** START Data to process **

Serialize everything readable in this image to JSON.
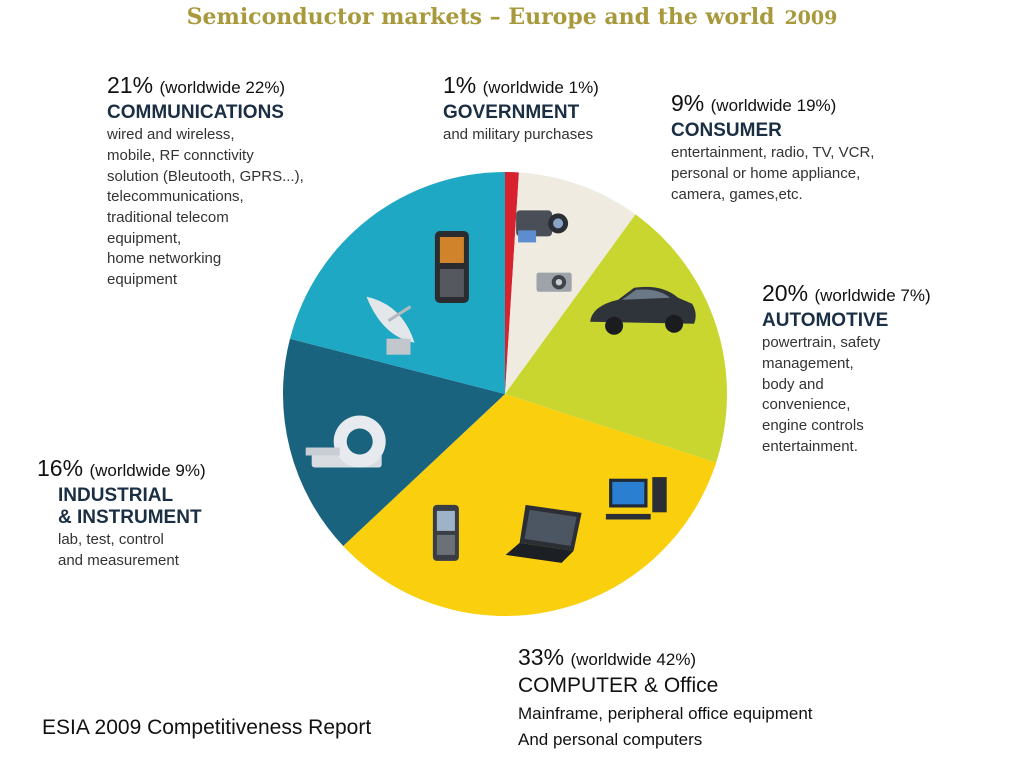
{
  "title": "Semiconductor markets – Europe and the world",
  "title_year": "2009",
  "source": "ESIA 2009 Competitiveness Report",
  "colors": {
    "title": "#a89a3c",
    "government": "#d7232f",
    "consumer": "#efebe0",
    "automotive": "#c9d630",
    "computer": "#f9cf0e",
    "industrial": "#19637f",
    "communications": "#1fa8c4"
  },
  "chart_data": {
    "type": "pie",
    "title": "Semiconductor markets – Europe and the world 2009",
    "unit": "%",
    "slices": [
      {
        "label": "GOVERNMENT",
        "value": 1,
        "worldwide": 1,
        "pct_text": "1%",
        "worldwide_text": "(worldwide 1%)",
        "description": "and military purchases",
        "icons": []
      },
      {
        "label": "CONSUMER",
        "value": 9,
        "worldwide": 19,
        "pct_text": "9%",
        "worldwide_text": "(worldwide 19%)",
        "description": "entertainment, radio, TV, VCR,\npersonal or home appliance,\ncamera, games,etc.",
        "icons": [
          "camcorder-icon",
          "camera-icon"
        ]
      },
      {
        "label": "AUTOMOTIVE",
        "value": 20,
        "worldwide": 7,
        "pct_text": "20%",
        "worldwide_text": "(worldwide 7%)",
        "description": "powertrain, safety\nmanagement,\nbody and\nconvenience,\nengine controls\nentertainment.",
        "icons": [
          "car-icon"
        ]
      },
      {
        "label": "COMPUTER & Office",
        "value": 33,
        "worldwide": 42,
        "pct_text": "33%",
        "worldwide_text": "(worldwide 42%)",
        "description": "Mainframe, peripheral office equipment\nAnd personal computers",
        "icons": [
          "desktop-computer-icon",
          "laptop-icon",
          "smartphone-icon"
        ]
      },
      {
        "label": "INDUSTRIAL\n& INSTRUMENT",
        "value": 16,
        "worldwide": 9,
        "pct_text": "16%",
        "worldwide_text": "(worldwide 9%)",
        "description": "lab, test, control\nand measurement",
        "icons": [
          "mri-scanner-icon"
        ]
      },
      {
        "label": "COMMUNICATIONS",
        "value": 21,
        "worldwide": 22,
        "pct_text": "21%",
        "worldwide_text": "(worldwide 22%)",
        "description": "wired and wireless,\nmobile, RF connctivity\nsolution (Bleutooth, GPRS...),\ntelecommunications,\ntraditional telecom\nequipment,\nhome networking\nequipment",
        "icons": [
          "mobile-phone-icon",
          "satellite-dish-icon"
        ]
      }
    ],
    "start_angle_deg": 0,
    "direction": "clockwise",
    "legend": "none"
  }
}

** END Data to process **

» Instructions to follow
Transcribe the records above verbatim. Do not carry over any picture.

» Answer to this task
Serialize everything readable in this image to JSON.
{
  "title": "Semiconductor markets – Europe and the world",
  "title_year": "2009",
  "source": "ESIA 2009 Competitiveness Report",
  "colors": {
    "title": "#a89a3c",
    "government": "#d7232f",
    "consumer": "#efebe0",
    "automotive": "#c9d630",
    "computer": "#f9cf0e",
    "industrial": "#19637f",
    "communications": "#1fa8c4"
  },
  "chart_data": {
    "type": "pie",
    "title": "Semiconductor markets – Europe and the world 2009",
    "unit": "%",
    "slices": [
      {
        "label": "GOVERNMENT",
        "value": 1,
        "worldwide": 1,
        "pct_text": "1%",
        "worldwide_text": "(worldwide 1%)",
        "description": "and military purchases",
        "icons": []
      },
      {
        "label": "CONSUMER",
        "value": 9,
        "worldwide": 19,
        "pct_text": "9%",
        "worldwide_text": "(worldwide 19%)",
        "description": "entertainment, radio, TV, VCR,\npersonal or home appliance,\ncamera, games,etc.",
        "icons": [
          "camcorder-icon",
          "camera-icon"
        ]
      },
      {
        "label": "AUTOMOTIVE",
        "value": 20,
        "worldwide": 7,
        "pct_text": "20%",
        "worldwide_text": "(worldwide 7%)",
        "description": "powertrain, safety\nmanagement,\nbody and\nconvenience,\nengine controls\nentertainment.",
        "icons": [
          "car-icon"
        ]
      },
      {
        "label": "COMPUTER & Office",
        "value": 33,
        "worldwide": 42,
        "pct_text": "33%",
        "worldwide_text": "(worldwide 42%)",
        "description": "Mainframe, peripheral office equipment\nAnd personal computers",
        "icons": [
          "desktop-computer-icon",
          "laptop-icon",
          "smartphone-icon"
        ]
      },
      {
        "label": "INDUSTRIAL\n& INSTRUMENT",
        "value": 16,
        "worldwide": 9,
        "pct_text": "16%",
        "worldwide_text": "(worldwide 9%)",
        "description": "lab, test, control\nand measurement",
        "icons": [
          "mri-scanner-icon"
        ]
      },
      {
        "label": "COMMUNICATIONS",
        "value": 21,
        "worldwide": 22,
        "pct_text": "21%",
        "worldwide_text": "(worldwide 22%)",
        "description": "wired and wireless,\nmobile, RF connctivity\nsolution (Bleutooth, GPRS...),\ntelecommunications,\ntraditional telecom\nequipment,\nhome networking\nequipment",
        "icons": [
          "mobile-phone-icon",
          "satellite-dish-icon"
        ]
      }
    ],
    "start_angle_deg": 0,
    "direction": "clockwise",
    "legend": "none"
  }
}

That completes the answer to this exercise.